[Start MATERIAL]
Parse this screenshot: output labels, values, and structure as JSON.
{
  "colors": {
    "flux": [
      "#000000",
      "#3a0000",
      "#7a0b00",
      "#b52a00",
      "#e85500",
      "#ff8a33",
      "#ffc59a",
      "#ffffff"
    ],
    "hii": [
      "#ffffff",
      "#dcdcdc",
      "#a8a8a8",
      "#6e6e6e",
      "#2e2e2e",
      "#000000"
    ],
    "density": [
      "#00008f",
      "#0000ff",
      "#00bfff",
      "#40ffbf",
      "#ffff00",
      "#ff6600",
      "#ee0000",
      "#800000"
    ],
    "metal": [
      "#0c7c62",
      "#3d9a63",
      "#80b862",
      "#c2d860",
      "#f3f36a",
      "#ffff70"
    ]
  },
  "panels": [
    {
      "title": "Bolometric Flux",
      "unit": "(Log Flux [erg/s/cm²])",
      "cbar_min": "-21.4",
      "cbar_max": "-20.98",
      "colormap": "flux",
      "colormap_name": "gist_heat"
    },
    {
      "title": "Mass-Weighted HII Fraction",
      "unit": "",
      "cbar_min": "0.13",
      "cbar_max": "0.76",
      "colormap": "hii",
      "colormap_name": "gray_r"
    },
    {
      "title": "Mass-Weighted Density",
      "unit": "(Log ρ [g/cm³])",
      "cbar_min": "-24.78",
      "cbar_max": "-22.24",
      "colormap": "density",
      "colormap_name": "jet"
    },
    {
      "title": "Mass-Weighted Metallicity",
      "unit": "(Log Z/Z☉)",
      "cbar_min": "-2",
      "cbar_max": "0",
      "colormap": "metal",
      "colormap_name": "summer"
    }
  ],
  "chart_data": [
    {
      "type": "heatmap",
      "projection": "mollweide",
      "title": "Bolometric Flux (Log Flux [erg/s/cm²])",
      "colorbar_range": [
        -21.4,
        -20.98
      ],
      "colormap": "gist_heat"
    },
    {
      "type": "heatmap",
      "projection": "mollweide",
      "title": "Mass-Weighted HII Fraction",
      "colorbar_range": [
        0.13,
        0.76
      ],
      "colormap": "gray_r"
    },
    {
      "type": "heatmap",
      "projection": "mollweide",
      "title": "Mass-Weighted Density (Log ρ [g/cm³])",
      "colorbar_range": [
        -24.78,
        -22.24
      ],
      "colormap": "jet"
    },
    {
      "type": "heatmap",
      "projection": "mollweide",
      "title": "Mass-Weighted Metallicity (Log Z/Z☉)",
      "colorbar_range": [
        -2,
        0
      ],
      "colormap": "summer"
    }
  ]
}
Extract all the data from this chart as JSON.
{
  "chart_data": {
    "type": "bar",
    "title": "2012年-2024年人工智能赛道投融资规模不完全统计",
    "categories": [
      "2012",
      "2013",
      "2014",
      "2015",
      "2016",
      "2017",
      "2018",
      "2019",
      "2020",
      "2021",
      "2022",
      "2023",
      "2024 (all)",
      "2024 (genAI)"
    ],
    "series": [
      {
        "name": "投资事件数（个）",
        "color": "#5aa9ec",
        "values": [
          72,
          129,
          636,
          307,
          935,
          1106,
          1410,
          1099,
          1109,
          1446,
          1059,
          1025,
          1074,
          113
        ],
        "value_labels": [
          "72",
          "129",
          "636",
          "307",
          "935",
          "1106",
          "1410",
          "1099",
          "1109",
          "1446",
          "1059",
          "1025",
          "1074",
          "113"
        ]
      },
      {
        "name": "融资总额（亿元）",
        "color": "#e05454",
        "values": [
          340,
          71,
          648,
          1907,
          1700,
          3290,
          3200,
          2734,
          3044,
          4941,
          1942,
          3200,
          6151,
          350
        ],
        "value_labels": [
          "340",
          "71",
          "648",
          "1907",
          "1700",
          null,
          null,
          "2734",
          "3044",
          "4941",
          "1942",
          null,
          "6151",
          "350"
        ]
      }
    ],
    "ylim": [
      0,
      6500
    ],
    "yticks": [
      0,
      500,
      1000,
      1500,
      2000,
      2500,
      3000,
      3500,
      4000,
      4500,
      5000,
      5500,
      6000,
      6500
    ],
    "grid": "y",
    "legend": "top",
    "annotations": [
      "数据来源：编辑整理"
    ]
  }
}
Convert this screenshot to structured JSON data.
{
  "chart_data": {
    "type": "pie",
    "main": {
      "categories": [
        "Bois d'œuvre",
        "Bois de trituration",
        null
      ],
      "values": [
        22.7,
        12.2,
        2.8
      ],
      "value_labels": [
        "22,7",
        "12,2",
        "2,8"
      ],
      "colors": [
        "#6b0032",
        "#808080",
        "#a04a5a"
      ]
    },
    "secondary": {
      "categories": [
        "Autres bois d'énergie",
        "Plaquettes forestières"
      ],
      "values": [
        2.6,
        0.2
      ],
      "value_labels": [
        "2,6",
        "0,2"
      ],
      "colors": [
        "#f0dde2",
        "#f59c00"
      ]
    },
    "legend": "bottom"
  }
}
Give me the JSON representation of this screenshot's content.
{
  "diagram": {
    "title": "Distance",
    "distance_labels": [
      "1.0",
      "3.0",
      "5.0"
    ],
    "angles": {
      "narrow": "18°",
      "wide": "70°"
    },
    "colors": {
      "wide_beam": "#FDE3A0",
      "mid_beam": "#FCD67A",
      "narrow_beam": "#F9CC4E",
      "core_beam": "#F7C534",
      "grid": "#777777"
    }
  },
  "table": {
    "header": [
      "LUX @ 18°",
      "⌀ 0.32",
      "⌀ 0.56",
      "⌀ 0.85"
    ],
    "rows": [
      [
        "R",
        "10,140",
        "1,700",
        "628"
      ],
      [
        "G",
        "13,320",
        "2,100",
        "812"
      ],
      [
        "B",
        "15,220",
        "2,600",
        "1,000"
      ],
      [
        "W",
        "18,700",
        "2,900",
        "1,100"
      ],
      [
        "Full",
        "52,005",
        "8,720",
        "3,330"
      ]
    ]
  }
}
[End MATERIAL]
> [AIM]
Above are the records; copy every line in them that holds the word "title".

> [ANSWER TO THIS TASK]
      "title": "Bolometric Flux",
      "title": "Mass-Weighted HII Fraction",
      "title": "Mass-Weighted Density",
      "title": "Mass-Weighted Metallicity",
      "title": "Bolometric Flux (Log Flux [erg/s/cm²])",
      "title": "Mass-Weighted HII Fraction",
      "title": "Mass-Weighted Density (Log ρ [g/cm³])",
      "title": "Mass-Weighted Metallicity (Log Z/Z☉)",
    "title": "2012年-2024年人工智能赛道投融资规模不完全统计",
    "title": "Distance",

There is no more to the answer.